→ **What is required**:
Copy, in full, each line of the material that holds the word "мероприятий".

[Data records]

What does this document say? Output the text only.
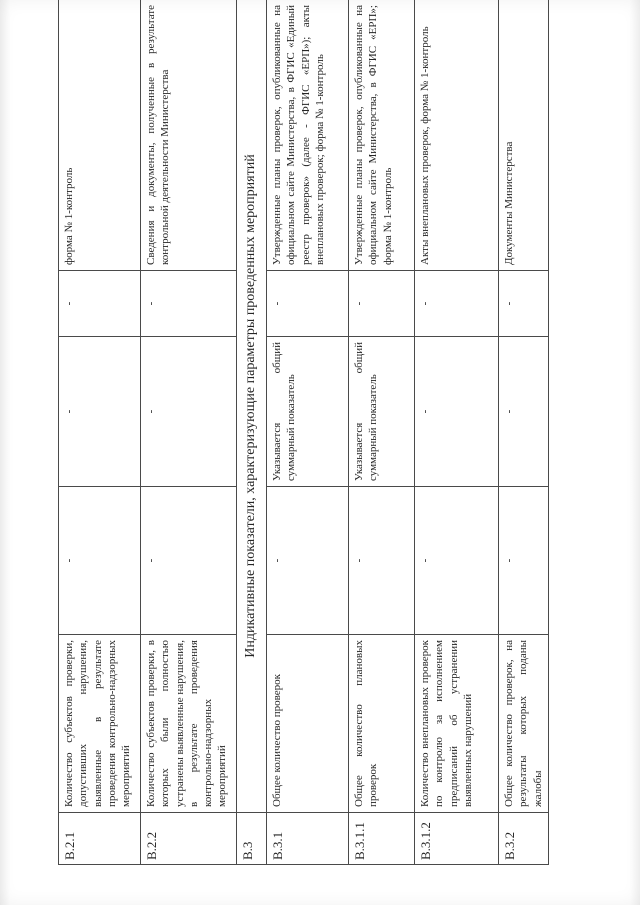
В.2.1	Количество субъектов проверки, допустивших нарушения, выявленные в результате проведения контрольно-надзорных мероприятий	-	-	-	форма № 1-контроль
В.2.2	Количество субъектов проверки, в которых были полностью устранены выявленные нарушения, в результате проведения контрольно-надзорных мероприятий	-	-	-	Сведения и документы, полученные в результате контрольной деятельности Министерства
В.3	Индикативные показатели, характеризующие параметры проведенных мероприятий				
В.3.1	Общее количество проверок	-	Указывается общий суммарный показатель	-	Утвержденные планы проверок, опубликованные на официальном сайте Министерства, в ФГИС «Единый реестр проверок» (далее - ФГИС «ЕРП»); акты внеплановых проверок; форма № 1-контроль
В.3.1.1	Общее количество плановых проверок	-	Указывается общий суммарный показатель	-	Утвержденные планы проверок, опубликованные на официальном сайте Министерства, в ФГИС «ЕРП»; форма № 1-контроль
В.3.1.2	Количество внеплановых проверок по контролю за исполнением предписаний об устранении выявленных нарушений	-	-	-	Акты внеплановых проверок, форма № 1-контроль
В.3.2	Общее количество проверок, на результаты которых поданы жалобы	-	-	-	Документы Министерства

→ **Full solution**:
В.2.1	Количество субъектов проверки, допустивших нарушения, выявленные в результате проведения контрольно-надзорных мероприятий	-	-	-	форма № 1-контроль
В.2.2	Количество субъектов проверки, в которых были полностью устранены выявленные нарушения, в результате проведения контрольно-надзорных мероприятий	-	-	-	Сведения и документы, полученные в результате контрольной деятельности Министерства
В.3	Индикативные показатели, характеризующие параметры проведенных мероприятий				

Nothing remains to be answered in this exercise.